=== INSTRUCTION ===
Search the data for the string "University" and extract every line where it appears.

※

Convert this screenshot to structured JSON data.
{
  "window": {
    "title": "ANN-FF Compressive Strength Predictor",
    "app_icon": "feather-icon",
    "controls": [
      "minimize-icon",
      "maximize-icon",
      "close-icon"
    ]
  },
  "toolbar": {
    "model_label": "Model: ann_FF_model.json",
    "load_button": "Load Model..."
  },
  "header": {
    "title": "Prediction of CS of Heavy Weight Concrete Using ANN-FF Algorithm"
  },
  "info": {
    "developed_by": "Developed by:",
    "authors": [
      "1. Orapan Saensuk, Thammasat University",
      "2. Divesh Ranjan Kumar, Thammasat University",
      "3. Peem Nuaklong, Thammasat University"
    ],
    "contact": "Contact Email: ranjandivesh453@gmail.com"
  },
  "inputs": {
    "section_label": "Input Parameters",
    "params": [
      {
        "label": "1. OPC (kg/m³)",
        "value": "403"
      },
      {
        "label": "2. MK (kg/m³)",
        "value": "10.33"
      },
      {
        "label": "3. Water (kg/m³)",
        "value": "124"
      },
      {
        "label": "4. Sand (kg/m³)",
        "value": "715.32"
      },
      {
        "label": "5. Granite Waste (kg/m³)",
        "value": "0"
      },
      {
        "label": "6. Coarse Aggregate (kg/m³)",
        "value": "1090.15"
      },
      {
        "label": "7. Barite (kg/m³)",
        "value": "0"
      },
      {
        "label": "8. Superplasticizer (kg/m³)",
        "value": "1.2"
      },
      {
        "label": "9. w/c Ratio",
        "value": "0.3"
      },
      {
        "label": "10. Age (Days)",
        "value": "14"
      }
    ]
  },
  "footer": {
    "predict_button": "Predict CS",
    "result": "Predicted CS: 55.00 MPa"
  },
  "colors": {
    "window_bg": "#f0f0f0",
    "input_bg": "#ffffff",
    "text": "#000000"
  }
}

※

=== CORRECT RESPONSE ===
      "1. Orapan Saensuk, Thammasat University",
      "2. Divesh Ranjan Kumar, Thammasat University",
      "3. Peem Nuaklong, Thammasat University"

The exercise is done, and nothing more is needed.